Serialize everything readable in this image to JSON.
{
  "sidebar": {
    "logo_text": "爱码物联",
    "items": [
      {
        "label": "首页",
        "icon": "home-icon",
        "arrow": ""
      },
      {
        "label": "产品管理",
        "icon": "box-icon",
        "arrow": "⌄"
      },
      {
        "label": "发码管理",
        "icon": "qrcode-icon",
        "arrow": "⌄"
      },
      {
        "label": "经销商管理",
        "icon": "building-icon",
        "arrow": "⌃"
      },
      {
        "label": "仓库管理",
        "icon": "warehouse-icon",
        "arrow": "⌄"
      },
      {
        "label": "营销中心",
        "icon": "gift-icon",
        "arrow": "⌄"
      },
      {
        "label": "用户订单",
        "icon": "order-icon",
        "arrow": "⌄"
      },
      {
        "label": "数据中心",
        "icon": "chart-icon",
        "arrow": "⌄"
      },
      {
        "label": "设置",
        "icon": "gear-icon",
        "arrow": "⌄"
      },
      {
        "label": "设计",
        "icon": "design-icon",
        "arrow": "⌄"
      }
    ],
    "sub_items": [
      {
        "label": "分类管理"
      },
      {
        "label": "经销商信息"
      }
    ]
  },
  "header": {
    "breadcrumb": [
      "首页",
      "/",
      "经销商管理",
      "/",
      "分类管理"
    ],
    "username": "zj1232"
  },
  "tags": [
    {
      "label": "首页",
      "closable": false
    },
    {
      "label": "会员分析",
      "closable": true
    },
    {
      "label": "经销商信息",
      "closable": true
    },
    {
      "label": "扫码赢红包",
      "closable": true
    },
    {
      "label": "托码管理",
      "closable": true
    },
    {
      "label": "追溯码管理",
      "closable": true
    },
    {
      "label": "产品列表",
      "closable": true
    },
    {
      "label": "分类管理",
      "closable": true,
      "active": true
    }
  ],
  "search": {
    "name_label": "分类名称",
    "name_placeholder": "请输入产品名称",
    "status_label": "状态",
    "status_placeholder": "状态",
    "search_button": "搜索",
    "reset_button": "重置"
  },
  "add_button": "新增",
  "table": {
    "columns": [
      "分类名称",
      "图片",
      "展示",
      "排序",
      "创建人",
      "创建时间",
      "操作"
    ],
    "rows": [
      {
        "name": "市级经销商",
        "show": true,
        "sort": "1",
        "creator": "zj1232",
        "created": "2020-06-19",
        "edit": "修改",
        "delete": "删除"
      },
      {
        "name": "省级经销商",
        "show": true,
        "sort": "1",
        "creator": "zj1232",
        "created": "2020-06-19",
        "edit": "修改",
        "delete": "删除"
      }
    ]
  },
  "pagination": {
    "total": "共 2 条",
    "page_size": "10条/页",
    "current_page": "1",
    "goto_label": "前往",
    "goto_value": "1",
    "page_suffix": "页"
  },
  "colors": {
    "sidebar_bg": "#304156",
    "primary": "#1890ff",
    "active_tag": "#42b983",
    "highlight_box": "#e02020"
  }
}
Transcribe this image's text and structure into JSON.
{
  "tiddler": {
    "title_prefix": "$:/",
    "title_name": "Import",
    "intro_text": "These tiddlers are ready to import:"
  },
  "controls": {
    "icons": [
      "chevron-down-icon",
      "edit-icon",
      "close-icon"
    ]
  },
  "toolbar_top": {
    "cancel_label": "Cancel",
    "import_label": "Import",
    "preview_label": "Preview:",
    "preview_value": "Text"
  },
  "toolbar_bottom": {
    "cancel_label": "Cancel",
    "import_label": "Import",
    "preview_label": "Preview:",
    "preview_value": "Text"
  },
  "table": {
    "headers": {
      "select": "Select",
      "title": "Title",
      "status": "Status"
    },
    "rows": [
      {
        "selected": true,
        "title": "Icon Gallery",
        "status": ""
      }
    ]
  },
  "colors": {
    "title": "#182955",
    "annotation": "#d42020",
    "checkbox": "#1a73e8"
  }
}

● YOUR TASK: Can you reproduce all the material exactly?

● THE OUTPUT:
Serialize everything readable in this image to JSON.
{
  "sidebar": {
    "logo_text": "爱码物联",
    "items": [
      {
        "label": "首页",
        "icon": "home-icon",
        "arrow": ""
      },
      {
        "label": "产品管理",
        "icon": "box-icon",
        "arrow": "⌄"
      },
      {
        "label": "发码管理",
        "icon": "qrcode-icon",
        "arrow": "⌄"
      },
      {
        "label": "经销商管理",
        "icon": "building-icon",
        "arrow": "⌃"
      },
      {
        "label": "仓库管理",
        "icon": "warehouse-icon",
        "arrow": "⌄"
      },
      {
        "label": "营销中心",
        "icon": "gift-icon",
        "arrow": "⌄"
      },
      {
        "label": "用户订单",
        "icon": "order-icon",
        "arrow": "⌄"
      },
      {
        "label": "数据中心",
        "icon": "chart-icon",
        "arrow": "⌄"
      },
      {
        "label": "设置",
        "icon": "gear-icon",
        "arrow": "⌄"
      },
      {
        "label": "设计",
        "icon": "design-icon",
        "arrow": "⌄"
      }
    ],
    "sub_items": [
      {
        "label": "分类管理"
      },
      {
        "label": "经销商信息"
      }
    ]
  },
  "header": {
    "breadcrumb": [
      "首页",
      "/",
      "经销商管理",
      "/",
      "分类管理"
    ],
    "username": "zj1232"
  },
  "tags": [
    {
      "label": "首页",
      "closable": false
    },
    {
      "label": "会员分析",
      "closable": true
    },
    {
      "label": "经销商信息",
      "closable": true
    },
    {
      "label": "扫码赢红包",
      "closable": true
    },
    {
      "label": "托码管理",
      "closable": true
    },
    {
      "label": "追溯码管理",
      "closable": true
    },
    {
      "label": "产品列表",
      "closable": true
    },
    {
      "label": "分类管理",
      "closable": true,
      "active": true
    }
  ],
  "search": {
    "name_label": "分类名称",
    "name_placeholder": "请输入产品名称",
    "status_label": "状态",
    "status_placeholder": "状态",
    "search_button": "搜索",
    "reset_button": "重置"
  },
  "add_button": "新增",
  "table": {
    "columns": [
      "分类名称",
      "图片",
      "展示",
      "排序",
      "创建人",
      "创建时间",
      "操作"
    ],
    "rows": [
      {
        "name": "市级经销商",
        "show": true,
        "sort": "1",
        "creator": "zj1232",
        "created": "2020-06-19",
        "edit": "修改",
        "delete": "删除"
      },
      {
        "name": "省级经销商",
        "show": true,
        "sort": "1",
        "creator": "zj1232",
        "created": "2020-06-19",
        "edit": "修改",
        "delete": "删除"
      }
    ]
  },
  "pagination": {
    "total": "共 2 条",
    "page_size": "10条/页",
    "current_page": "1",
    "goto_label": "前往",
    "goto_value": "1",
    "page_suffix": "页"
  },
  "colors": {
    "sidebar_bg": "#304156",
    "primary": "#1890ff",
    "active_tag": "#42b983",
    "highlight_box": "#e02020"
  }
}
Transcribe this image's text and structure into JSON.
{
  "tiddler": {
    "title_prefix": "$:/",
    "title_name": "Import",
    "intro_text": "These tiddlers are ready to import:"
  },
  "controls": {
    "icons": [
      "chevron-down-icon",
      "edit-icon",
      "close-icon"
    ]
  },
  "toolbar_top": {
    "cancel_label": "Cancel",
    "import_label": "Import",
    "preview_label": "Preview:",
    "preview_value": "Text"
  },
  "toolbar_bottom": {
    "cancel_label": "Cancel",
    "import_label": "Import",
    "preview_label": "Preview:",
    "preview_value": "Text"
  },
  "table": {
    "headers": {
      "select": "Select",
      "title": "Title",
      "status": "Status"
    },
    "rows": [
      {
        "selected": true,
        "title": "Icon Gallery",
        "status": ""
      }
    ]
  },
  "colors": {
    "title": "#182955",
    "annotation": "#d42020",
    "checkbox": "#1a73e8"
  }
}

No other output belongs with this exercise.